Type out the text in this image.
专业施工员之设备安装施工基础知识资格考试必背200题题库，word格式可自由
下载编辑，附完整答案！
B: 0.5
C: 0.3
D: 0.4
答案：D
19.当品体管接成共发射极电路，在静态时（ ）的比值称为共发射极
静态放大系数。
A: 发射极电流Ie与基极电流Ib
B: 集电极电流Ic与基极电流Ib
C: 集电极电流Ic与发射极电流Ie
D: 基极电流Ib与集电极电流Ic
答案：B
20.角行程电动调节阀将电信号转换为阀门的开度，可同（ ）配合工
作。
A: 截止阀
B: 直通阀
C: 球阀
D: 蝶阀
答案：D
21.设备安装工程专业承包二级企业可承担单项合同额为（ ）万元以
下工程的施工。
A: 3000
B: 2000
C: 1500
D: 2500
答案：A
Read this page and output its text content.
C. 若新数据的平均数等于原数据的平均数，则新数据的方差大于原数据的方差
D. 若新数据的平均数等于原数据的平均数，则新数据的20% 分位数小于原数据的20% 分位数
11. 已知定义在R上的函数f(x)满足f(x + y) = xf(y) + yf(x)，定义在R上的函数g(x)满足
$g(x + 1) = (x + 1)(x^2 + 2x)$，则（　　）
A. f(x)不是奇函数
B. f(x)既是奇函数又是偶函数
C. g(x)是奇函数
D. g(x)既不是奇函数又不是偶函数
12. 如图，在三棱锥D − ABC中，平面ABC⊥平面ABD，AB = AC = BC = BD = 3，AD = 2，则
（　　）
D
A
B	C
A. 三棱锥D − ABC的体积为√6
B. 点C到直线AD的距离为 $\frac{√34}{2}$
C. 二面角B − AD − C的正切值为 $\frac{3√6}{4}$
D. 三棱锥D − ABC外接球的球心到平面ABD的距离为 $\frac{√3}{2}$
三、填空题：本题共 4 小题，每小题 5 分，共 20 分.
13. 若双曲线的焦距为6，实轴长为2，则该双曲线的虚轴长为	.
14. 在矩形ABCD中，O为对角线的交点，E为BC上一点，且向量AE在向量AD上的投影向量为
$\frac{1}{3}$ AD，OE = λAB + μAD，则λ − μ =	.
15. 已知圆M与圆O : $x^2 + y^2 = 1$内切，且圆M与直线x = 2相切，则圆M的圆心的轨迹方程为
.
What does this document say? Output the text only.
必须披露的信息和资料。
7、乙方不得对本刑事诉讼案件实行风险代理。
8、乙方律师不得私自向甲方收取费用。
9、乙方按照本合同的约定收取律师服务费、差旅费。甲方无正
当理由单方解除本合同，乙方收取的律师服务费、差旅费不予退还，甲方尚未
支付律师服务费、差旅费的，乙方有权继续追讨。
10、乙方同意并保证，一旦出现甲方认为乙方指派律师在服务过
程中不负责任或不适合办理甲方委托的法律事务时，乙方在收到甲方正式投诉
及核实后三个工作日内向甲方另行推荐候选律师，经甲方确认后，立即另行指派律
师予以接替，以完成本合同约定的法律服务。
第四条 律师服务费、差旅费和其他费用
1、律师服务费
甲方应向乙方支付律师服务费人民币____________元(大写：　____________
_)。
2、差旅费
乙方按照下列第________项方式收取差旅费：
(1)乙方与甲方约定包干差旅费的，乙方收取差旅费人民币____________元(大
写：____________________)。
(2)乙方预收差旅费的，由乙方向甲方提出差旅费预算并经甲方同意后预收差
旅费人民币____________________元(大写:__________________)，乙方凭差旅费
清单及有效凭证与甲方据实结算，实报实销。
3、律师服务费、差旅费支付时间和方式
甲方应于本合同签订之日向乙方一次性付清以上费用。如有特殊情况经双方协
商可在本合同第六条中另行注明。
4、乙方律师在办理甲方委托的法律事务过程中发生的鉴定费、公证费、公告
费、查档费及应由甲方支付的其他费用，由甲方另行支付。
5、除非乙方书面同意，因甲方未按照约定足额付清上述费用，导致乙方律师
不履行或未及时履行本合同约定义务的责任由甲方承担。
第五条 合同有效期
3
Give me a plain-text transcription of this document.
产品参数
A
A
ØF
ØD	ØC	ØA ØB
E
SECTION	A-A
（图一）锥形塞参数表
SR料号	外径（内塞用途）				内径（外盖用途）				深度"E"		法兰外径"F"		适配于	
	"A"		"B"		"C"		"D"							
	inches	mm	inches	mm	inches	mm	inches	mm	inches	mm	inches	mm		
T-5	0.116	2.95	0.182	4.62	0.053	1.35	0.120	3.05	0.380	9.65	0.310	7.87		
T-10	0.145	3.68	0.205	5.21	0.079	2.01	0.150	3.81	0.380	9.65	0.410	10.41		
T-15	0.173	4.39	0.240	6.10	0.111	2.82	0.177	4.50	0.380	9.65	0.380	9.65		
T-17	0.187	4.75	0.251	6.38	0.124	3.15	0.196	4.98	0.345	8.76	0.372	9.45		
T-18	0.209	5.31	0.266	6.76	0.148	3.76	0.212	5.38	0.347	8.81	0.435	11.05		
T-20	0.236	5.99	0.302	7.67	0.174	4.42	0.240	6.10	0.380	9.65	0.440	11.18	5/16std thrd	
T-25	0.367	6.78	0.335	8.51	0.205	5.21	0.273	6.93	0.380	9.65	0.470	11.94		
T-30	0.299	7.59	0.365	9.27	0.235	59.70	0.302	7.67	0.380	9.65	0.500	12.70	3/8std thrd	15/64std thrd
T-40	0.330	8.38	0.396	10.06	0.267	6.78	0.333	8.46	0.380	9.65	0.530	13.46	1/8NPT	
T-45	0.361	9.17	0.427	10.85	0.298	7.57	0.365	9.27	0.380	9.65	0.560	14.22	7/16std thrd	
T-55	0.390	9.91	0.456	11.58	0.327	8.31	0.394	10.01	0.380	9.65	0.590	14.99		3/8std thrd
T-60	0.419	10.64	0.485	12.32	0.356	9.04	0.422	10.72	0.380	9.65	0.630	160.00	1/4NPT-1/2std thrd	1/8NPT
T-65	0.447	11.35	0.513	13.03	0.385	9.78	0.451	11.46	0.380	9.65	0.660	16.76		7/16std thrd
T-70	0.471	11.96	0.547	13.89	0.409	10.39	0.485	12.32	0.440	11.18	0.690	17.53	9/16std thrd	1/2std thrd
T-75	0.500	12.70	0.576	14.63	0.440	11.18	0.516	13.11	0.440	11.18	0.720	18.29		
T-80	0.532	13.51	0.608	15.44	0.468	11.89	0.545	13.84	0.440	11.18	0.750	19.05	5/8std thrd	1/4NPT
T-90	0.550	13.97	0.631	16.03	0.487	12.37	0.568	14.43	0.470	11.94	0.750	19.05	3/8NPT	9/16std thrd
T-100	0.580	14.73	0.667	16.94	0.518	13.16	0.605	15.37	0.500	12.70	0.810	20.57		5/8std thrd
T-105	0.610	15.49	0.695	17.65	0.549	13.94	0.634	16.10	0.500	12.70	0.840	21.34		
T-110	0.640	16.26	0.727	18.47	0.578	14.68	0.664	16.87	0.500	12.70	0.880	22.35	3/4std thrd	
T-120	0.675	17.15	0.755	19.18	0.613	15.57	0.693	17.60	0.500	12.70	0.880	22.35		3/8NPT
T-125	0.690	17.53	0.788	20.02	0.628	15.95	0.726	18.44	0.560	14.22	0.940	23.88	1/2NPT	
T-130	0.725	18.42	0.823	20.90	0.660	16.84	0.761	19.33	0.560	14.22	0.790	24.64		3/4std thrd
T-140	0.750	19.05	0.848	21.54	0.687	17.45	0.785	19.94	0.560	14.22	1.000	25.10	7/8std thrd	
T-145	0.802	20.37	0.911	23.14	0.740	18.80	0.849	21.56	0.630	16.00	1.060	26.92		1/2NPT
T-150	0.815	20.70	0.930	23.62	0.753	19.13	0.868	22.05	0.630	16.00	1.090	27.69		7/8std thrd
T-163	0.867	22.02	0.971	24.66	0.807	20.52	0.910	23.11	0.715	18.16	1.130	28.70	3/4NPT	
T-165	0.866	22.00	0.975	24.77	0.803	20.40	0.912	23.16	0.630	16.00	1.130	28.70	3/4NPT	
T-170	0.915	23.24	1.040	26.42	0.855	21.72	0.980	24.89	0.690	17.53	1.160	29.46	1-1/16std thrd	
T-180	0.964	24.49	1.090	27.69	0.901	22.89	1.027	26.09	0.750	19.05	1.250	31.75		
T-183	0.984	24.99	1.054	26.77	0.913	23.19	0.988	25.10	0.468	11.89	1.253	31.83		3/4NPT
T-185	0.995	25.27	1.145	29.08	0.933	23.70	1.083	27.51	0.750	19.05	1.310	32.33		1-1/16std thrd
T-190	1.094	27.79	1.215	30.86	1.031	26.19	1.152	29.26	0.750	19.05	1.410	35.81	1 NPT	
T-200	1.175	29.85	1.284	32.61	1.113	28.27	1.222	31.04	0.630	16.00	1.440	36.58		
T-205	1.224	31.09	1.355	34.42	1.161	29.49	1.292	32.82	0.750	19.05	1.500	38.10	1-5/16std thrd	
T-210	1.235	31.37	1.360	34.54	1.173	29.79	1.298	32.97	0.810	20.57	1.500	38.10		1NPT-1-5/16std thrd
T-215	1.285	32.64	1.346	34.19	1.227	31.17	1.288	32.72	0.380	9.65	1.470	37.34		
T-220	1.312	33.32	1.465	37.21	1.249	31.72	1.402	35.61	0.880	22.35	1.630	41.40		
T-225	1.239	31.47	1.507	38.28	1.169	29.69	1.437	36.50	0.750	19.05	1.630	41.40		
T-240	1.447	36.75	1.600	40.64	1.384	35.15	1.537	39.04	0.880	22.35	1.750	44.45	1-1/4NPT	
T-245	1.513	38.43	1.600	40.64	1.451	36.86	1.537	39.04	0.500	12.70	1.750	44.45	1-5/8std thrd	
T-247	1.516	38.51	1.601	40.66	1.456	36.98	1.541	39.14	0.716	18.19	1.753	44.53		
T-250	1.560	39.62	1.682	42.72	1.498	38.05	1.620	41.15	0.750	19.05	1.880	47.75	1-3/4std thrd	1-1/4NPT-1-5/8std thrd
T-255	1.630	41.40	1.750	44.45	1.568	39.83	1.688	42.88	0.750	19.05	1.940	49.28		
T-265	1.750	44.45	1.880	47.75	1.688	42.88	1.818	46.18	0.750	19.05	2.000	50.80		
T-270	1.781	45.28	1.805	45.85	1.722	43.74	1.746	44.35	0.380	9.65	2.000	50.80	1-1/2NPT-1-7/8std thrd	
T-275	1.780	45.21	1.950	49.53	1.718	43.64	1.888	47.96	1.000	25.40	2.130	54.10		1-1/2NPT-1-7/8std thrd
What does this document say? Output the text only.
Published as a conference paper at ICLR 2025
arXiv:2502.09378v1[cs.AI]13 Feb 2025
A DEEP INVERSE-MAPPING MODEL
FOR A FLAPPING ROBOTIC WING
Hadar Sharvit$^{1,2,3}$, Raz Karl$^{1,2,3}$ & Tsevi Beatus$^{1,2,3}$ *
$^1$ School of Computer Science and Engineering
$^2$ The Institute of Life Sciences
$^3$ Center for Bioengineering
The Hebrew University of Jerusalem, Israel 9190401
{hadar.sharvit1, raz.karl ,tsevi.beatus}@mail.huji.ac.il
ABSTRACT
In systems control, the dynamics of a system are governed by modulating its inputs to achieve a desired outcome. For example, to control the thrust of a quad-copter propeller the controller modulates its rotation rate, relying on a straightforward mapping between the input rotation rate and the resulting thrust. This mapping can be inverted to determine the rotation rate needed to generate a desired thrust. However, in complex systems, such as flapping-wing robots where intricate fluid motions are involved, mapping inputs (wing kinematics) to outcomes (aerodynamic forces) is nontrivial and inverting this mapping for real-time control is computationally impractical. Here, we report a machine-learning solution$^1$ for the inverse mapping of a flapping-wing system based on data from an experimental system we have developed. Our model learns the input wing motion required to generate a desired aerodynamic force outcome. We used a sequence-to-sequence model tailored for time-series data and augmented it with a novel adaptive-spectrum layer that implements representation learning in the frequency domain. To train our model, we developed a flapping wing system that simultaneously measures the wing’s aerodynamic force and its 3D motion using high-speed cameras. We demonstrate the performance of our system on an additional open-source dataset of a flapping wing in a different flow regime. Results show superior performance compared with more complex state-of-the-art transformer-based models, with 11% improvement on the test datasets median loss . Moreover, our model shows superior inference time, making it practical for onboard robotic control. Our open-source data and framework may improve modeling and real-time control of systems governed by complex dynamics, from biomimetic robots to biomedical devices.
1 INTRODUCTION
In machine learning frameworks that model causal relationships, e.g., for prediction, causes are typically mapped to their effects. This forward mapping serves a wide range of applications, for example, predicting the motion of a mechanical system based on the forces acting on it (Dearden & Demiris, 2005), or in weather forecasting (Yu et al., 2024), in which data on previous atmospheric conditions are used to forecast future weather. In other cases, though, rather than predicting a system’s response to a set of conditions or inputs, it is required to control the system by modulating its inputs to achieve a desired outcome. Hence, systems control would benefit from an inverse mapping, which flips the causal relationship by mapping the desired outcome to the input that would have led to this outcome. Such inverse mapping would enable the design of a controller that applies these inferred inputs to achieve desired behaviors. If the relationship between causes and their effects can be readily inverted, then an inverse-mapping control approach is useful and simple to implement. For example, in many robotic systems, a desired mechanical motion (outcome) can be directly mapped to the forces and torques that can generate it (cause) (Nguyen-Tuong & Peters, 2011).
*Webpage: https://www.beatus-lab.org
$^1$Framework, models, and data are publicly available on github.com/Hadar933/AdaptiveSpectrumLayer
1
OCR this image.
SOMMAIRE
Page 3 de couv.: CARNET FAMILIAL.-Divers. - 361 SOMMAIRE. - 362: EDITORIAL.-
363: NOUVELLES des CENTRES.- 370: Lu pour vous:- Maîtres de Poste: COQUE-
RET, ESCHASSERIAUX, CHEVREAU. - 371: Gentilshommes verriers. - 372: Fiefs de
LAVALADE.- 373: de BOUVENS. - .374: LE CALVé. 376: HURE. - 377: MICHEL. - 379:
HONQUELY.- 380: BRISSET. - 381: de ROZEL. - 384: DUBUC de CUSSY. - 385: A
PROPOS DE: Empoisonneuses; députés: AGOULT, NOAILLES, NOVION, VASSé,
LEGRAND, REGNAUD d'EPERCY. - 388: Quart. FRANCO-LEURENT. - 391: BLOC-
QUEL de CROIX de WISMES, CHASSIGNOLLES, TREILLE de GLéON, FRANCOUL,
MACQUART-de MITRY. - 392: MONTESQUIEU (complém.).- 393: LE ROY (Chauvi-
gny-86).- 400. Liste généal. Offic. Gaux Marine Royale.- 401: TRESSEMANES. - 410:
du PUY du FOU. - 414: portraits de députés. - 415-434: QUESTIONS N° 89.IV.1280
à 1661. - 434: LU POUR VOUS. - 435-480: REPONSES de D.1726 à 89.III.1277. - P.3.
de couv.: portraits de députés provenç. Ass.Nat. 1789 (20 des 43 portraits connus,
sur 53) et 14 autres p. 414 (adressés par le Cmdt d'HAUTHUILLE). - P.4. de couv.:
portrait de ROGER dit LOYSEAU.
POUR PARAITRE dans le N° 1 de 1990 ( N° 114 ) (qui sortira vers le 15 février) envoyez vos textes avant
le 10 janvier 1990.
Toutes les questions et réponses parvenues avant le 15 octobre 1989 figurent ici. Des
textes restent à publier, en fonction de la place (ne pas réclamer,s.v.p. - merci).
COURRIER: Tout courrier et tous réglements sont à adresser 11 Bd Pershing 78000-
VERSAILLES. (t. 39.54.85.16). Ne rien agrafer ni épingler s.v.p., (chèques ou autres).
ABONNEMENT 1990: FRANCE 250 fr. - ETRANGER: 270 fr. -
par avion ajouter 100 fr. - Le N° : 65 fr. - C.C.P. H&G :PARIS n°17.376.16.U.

========

*Task objective:* Search the listing for the word "textes" and return each line that holds it.

*Exercise answer:*
POUR PARAITRE dans le N° 1 de 1990 ( N° 114 ) (qui sortira vers le 15 février) envoyez vos textes avant
textes restent à publier, en fonction de la place (ne pas réclamer,s.v.p. - merci).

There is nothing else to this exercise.